**PROBLEM TO WORK ON**
Return the listing below verbatim. Pictures do not belong in the copy.
# INPUT start
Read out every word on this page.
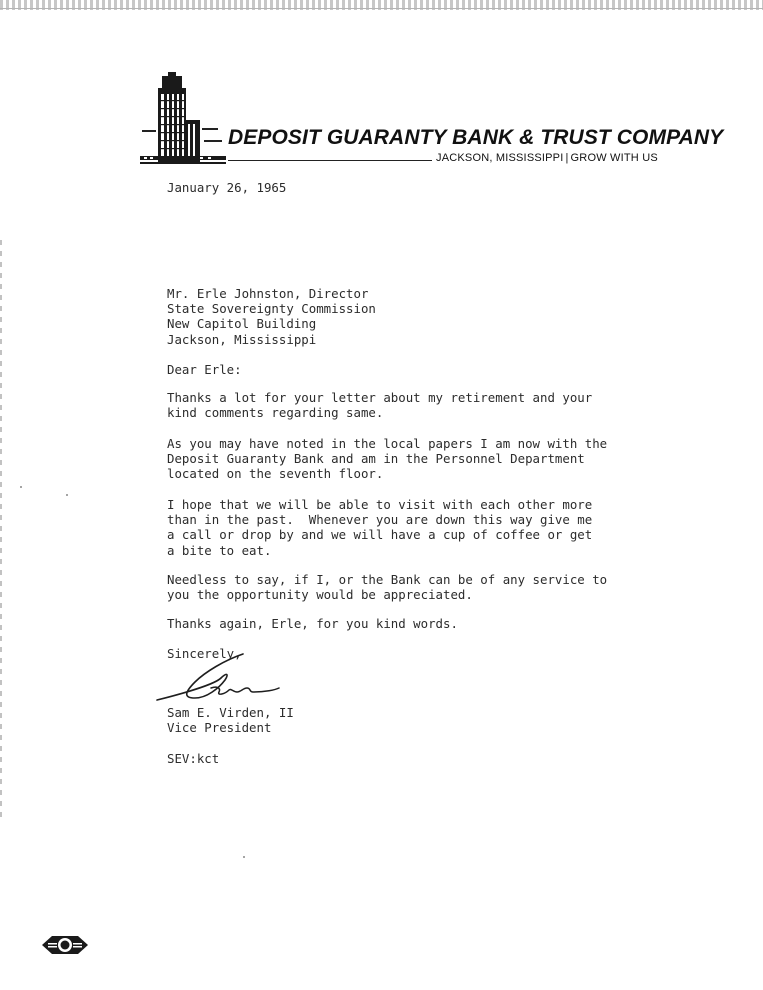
DEPOSIT GUARANTY BANK & TRUST COMPANY
JACKSON, MISSISSIPPI | GROW WITH US
January 26, 1965
Mr. Erle Johnston, Director
State Sovereignty Commission
New Capitol Building
Jackson, Mississippi
Dear Erle:
Thanks a lot for your letter about my retirement and your
kind comments regarding same.
As you may have noted in the local papers I am now with the
Deposit Guaranty Bank and am in the Personnel Department
located on the seventh floor.
I hope that we will be able to visit with each other more
than in the past.  Whenever you are down this way give me
a call or drop by and we will have a cup of coffee or get
a bite to eat.
Needless to say, if I, or the Bank can be of any service to
you the opportunity would be appreciated.
Thanks again, Erle, for you kind words.
Sincerely,
Sam E. Virden, II
Vice President
SEV:kct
# INPUT end
**TASK ANSWER**
Read out every word on this page.
DEPOSIT GUARANTY BANK & TRUST COMPANY
JACKSON, MISSISSIPPI | GROW WITH US
January 26, 1965
Mr. Erle Johnston, Director
State Sovereignty Commission
New Capitol Building
Jackson, Mississippi
Dear Erle:
Thanks a lot for your letter about my retirement and your
kind comments regarding same.
As you may have noted in the local papers I am now with the
Deposit Guaranty Bank and am in the Personnel Department
located on the seventh floor.
I hope that we will be able to visit with each other more
than in the past.  Whenever you are down this way give me
a call or drop by and we will have a cup of coffee or get
a bite to eat.
Needless to say, if I, or the Bank can be of any service to
you the opportunity would be appreciated.
Thanks again, Erle, for you kind words.
Sincerely,
Sam E. Virden, II
Vice President
SEV:kct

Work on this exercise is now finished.